▶ **Written exercise A**
Rewrite the passage of the Atalla biography starting at "Despite working mostly" and ending at "silicon semiconductor technology.", replacing "team" with "group".

· · · ·

Early life and education (19241949)

Mohamed Mohamed Atalla was born in Port Said, Kingdom of Egypt. He studied at Cairo University in Egypt, where he received his Bachelor of Science degree. He later moved to the United States to study mechanical engineering at Purdue University. There, he received his master's degree in 1947 and his doctorate in 1949, both in mechanical engineering. His MSc thesis was titled "High Speed Flow in Square Diffusers" and his PhD thesis was titled "High Speed Compressible Flow in Square Diffusers".

Bell Telephone Laboratories (19491962)

After completing his PhD at Purdue University, Atalla was employed at Bell Telephone Laboratories in 1949. In 1950, he began working at Bell's New York City operations, where he worked on problems related to the reliability of electromechanical relays, and worked on circuit-switched telephone networks. With the emergence of transistors, Atalla was moved to the Murray Hill lab, where he began leading a small transistor research team in 1956. Despite coming from a mechanical engineering background and having no formal education in physical chemistry, he proved himself to be a quick learner in physical chemistry and semiconductor physics, eventually demonstrating a high level of skill in these fields. He researched, among other things, the surface properties of silicon semiconductors and the use of silica as a protective layer of silicon semiconductor devices. He eventually adopted the pseudonyms "Martin" M. Atalla or "John" M. Atalla for his professional career.
Between 1956 and 1960, Atalla led a small team of several BTL researchers, including Eileen Tannenbaum, Edwin Joseph Scheibner and Dawon Kahng. They were new recruits at BTL, like himself, with no senior researchers on the team. Their work was initially not taken seriously by senior management at BTL and its owner AT&T, due to the team consisting of new recruits, and due to the team leader Atalla himself coming from a mechanical engineering background, in contrast to the physicists, physical chemists and mathematicians who were taken more seriously, despite Atalla demonstrating advanced skills in physical chemistry and semiconductor physics.
Despite working mostly on their own, Atalla and his team made significant advances in semiconductor technology. According to Fairchild Semiconductor engineer Chih-Tang Sah, the work of Atalla and his team during 19561960 was "the most important and significant technology advance" in silicon semiconductor technology.

Surface passivation by thermal oxidation

An initial focus of Atalla's research was to solve the problem of silicon surface states. At the time, the electrical conductivity of semiconductor materials such as germanium and silicon were limited by unstable quantum surface states, where electrons are trapped at the surface, due to dangling bonds that occur because unsaturated bonds are present at the surface. This prevented electricity from reliably penetrating the surface to reach the semiconducting silicon layer. Due to the surface state problem, germanium was the dominant semiconductor material of choice for transistors and other semiconductor devices in the early semiconductor industry, as germanium was capable of higher carrier mobility.

· · · ·

▶ **Written exercise B**
Quote the entries starting at the first line of the entries and ending at the line containing "legend-dot-icon (282, 719, 290, 727)".

Records from a data source

· · · ·

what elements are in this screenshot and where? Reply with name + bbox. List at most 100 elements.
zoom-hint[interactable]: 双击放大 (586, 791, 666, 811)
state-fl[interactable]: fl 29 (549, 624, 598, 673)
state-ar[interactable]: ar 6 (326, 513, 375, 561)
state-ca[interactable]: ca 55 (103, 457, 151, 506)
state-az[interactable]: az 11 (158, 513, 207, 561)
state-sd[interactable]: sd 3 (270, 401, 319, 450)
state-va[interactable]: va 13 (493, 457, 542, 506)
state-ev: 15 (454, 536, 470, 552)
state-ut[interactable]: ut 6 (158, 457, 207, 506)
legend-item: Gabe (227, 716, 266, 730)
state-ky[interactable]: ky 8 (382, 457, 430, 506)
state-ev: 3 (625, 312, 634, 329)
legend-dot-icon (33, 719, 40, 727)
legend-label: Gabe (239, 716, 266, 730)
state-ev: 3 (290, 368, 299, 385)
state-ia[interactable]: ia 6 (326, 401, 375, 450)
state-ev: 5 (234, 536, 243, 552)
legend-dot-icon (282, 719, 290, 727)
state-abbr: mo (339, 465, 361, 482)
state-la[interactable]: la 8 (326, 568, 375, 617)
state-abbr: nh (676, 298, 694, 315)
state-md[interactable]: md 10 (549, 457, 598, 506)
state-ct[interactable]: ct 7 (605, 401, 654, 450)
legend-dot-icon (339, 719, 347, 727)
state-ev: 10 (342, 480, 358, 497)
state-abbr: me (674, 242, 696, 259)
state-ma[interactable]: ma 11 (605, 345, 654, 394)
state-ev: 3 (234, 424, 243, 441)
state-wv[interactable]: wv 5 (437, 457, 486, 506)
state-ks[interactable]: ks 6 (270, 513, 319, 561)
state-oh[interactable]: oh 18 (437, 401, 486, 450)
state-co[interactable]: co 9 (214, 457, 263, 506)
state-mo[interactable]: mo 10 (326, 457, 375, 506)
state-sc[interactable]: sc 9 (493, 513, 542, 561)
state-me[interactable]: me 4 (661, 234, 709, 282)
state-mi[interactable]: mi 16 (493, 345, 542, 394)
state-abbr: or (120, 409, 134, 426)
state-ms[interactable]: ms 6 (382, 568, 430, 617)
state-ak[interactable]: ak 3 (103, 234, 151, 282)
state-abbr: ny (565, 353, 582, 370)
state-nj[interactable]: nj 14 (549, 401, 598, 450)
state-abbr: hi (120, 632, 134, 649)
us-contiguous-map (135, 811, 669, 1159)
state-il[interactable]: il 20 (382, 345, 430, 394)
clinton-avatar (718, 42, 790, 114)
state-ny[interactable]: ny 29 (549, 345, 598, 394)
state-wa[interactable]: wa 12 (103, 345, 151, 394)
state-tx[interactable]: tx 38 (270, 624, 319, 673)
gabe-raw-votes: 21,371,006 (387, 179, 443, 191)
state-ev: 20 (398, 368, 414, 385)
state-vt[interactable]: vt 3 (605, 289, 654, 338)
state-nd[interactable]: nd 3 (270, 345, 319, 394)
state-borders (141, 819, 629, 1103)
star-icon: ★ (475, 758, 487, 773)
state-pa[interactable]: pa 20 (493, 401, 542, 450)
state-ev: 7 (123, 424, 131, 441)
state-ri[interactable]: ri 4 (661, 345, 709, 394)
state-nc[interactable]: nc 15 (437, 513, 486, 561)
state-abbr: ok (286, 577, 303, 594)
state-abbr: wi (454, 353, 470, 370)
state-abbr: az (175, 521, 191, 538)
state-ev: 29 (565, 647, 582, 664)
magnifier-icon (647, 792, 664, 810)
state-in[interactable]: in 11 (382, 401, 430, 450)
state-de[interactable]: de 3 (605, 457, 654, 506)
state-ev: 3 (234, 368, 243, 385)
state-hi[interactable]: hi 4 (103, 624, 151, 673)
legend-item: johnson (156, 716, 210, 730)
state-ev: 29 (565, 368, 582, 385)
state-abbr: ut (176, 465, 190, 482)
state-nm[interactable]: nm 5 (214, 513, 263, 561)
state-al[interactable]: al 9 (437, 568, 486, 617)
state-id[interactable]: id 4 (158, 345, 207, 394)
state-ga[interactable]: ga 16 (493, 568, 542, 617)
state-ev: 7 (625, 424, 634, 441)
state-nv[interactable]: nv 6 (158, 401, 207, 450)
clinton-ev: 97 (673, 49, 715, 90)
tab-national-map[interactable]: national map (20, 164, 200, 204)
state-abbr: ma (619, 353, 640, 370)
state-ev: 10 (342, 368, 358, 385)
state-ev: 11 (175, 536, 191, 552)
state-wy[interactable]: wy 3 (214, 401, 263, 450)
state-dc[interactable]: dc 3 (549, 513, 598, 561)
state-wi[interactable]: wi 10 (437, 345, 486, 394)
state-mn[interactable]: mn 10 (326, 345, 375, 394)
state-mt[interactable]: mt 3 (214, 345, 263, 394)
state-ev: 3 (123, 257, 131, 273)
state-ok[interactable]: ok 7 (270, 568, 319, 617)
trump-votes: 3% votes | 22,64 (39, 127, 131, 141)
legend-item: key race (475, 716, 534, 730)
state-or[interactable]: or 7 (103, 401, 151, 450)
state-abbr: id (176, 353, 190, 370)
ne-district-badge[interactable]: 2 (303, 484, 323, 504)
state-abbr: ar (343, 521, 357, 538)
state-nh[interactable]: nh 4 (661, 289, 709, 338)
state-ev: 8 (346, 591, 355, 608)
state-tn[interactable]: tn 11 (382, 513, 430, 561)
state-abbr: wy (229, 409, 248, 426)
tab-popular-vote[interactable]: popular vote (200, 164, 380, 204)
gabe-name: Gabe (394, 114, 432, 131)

· · · ·

▶ **Expected output A**
Despite working mostly on their own, Atalla and his group made significant advances in semiconductor technology. According to Fairchild Semiconductor engineer Chih-Tang Sah, the work of Atalla and his group during 19561960 was "the most important and significant technology advance" in silicon semiconductor technology.

▶ **Expected output B**
what elements are in this screenshot and where? Reply with name + bbox. List at most 100 elements.
zoom-hint[interactable]: 双击放大 (586, 791, 666, 811)
state-fl[interactable]: fl 29 (549, 624, 598, 673)
state-ar[interactable]: ar 6 (326, 513, 375, 561)
state-ca[interactable]: ca 55 (103, 457, 151, 506)
state-az[interactable]: az 11 (158, 513, 207, 561)
state-sd[interactable]: sd 3 (270, 401, 319, 450)
state-va[interactable]: va 13 (493, 457, 542, 506)
state-ev: 15 (454, 536, 470, 552)
state-ut[interactable]: ut 6 (158, 457, 207, 506)
legend-item: Gabe (227, 716, 266, 730)
state-ky[interactable]: ky 8 (382, 457, 430, 506)
state-ev: 3 (625, 312, 634, 329)
legend-dot-icon (33, 719, 40, 727)
legend-label: Gabe (239, 716, 266, 730)
state-ev: 3 (290, 368, 299, 385)
state-ia[interactable]: ia 6 (326, 401, 375, 450)
state-ev: 5 (234, 536, 243, 552)
legend-dot-icon (282, 719, 290, 727)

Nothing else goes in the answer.